Exercise prompt: Your task is to print the material below exactly as presented.

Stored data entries
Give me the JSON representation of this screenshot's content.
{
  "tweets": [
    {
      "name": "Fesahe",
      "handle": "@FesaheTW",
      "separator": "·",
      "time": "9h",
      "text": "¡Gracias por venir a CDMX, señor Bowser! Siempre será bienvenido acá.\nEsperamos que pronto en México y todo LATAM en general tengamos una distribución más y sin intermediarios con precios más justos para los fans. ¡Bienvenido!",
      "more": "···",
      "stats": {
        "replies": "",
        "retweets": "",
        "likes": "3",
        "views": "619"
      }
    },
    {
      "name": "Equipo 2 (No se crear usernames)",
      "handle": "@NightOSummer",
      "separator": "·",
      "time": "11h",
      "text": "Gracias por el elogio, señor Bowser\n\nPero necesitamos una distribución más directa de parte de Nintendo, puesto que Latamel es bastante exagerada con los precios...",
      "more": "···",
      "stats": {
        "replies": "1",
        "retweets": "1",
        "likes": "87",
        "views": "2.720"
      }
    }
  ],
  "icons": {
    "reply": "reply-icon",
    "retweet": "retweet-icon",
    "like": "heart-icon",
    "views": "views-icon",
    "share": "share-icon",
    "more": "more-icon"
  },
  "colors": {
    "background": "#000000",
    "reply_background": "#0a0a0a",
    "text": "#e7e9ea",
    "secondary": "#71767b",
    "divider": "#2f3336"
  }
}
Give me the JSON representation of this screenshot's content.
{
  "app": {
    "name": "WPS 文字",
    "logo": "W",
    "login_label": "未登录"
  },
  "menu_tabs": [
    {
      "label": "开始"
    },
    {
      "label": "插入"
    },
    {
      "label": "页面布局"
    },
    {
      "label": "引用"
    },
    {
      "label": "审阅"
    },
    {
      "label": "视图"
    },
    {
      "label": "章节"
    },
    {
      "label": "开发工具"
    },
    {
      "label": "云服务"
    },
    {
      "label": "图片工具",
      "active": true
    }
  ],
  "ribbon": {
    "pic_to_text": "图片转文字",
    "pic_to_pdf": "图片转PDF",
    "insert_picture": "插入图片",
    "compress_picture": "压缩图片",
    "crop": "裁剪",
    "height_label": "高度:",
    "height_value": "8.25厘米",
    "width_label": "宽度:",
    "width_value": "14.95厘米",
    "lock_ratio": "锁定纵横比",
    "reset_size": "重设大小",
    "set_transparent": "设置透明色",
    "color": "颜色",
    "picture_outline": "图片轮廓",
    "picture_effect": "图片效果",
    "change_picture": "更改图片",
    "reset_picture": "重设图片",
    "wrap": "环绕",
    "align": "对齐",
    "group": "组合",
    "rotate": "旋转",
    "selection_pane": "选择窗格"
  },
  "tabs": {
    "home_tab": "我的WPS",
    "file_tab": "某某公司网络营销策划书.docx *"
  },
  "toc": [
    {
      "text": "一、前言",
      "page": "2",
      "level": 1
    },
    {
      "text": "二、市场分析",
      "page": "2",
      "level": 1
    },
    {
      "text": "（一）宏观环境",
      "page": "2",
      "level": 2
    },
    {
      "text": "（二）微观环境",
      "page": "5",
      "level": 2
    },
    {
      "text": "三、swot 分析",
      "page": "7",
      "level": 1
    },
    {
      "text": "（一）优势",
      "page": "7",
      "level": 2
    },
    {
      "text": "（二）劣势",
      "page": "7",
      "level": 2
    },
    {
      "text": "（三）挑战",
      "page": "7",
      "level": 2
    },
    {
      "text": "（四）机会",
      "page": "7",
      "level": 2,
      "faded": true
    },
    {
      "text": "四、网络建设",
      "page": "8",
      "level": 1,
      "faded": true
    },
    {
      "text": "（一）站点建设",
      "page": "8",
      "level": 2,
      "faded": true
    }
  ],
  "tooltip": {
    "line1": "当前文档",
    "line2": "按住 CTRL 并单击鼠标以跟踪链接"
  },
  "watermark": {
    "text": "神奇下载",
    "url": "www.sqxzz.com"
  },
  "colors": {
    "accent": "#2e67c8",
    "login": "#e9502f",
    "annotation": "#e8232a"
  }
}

Answer to the task:
Give me the JSON representation of this screenshot's content.
{
  "tweets": [
    {
      "name": "Fesahe",
      "handle": "@FesaheTW",
      "separator": "·",
      "time": "9h",
      "text": "¡Gracias por venir a CDMX, señor Bowser! Siempre será bienvenido acá.\nEsperamos que pronto en México y todo LATAM en general tengamos una distribución más y sin intermediarios con precios más justos para los fans. ¡Bienvenido!",
      "more": "···",
      "stats": {
        "replies": "",
        "retweets": "",
        "likes": "3",
        "views": "619"
      }
    },
    {
      "name": "Equipo 2 (No se crear usernames)",
      "handle": "@NightOSummer",
      "separator": "·",
      "time": "11h",
      "text": "Gracias por el elogio, señor Bowser\n\nPero necesitamos una distribución más directa de parte de Nintendo, puesto que Latamel es bastante exagerada con los precios...",
      "more": "···",
      "stats": {
        "replies": "1",
        "retweets": "1",
        "likes": "87",
        "views": "2.720"
      }
    }
  ],
  "icons": {
    "reply": "reply-icon",
    "retweet": "retweet-icon",
    "like": "heart-icon",
    "views": "views-icon",
    "share": "share-icon",
    "more": "more-icon"
  },
  "colors": {
    "background": "#000000",
    "reply_background": "#0a0a0a",
    "text": "#e7e9ea",
    "secondary": "#71767b",
    "divider": "#2f3336"
  }
}
Give me the JSON representation of this screenshot's content.
{
  "app": {
    "name": "WPS 文字",
    "logo": "W",
    "login_label": "未登录"
  },
  "menu_tabs": [
    {
      "label": "开始"
    },
    {
      "label": "插入"
    },
    {
      "label": "页面布局"
    },
    {
      "label": "引用"
    },
    {
      "label": "审阅"
    },
    {
      "label": "视图"
    },
    {
      "label": "章节"
    },
    {
      "label": "开发工具"
    },
    {
      "label": "云服务"
    },
    {
      "label": "图片工具",
      "active": true
    }
  ],
  "ribbon": {
    "pic_to_text": "图片转文字",
    "pic_to_pdf": "图片转PDF",
    "insert_picture": "插入图片",
    "compress_picture": "压缩图片",
    "crop": "裁剪",
    "height_label": "高度:",
    "height_value": "8.25厘米",
    "width_label": "宽度:",
    "width_value": "14.95厘米",
    "lock_ratio": "锁定纵横比",
    "reset_size": "重设大小",
    "set_transparent": "设置透明色",
    "color": "颜色",
    "picture_outline": "图片轮廓",
    "picture_effect": "图片效果",
    "change_picture": "更改图片",
    "reset_picture": "重设图片",
    "wrap": "环绕",
    "align": "对齐",
    "group": "组合",
    "rotate": "旋转",
    "selection_pane": "选择窗格"
  },
  "tabs": {
    "home_tab": "我的WPS",
    "file_tab": "某某公司网络营销策划书.docx *"
  },
  "toc": [
    {
      "text": "一、前言",
      "page": "2",
      "level": 1
    },
    {
      "text": "二、市场分析",
      "page": "2",
      "level": 1
    },
    {
      "text": "（一）宏观环境",
      "page": "2",
      "level": 2
    },
    {
      "text": "（二）微观环境",
      "page": "5",
      "level": 2
    },
    {
      "text": "三、swot 分析",
      "page": "7",
      "level": 1
    },
    {
      "text": "（一）优势",
      "page": "7",
      "level": 2
    },
    {
      "text": "（二）劣势",
      "page": "7",
      "level": 2
    },
    {
      "text": "（三）挑战",
      "page": "7",
      "level": 2
    },
    {
      "text": "（四）机会",
      "page": "7",
      "level": 2,
      "faded": true
    },
    {
      "text": "四、网络建设",
      "page": "8",
      "level": 1,
      "faded": true
    },
    {
      "text": "（一）站点建设",
      "page": "8",
      "level": 2,
      "faded": true
    }
  ],
  "tooltip": {
    "line1": "当前文档",
    "line2": "按住 CTRL 并单击鼠标以跟踪链接"
  },
  "watermark": {
    "text": "神奇下载",
    "url": "www.sqxzz.com"
  },
  "colors": {
    "accent": "#2e67c8",
    "login": "#e9502f",
    "annotation": "#e8232a"
  }
}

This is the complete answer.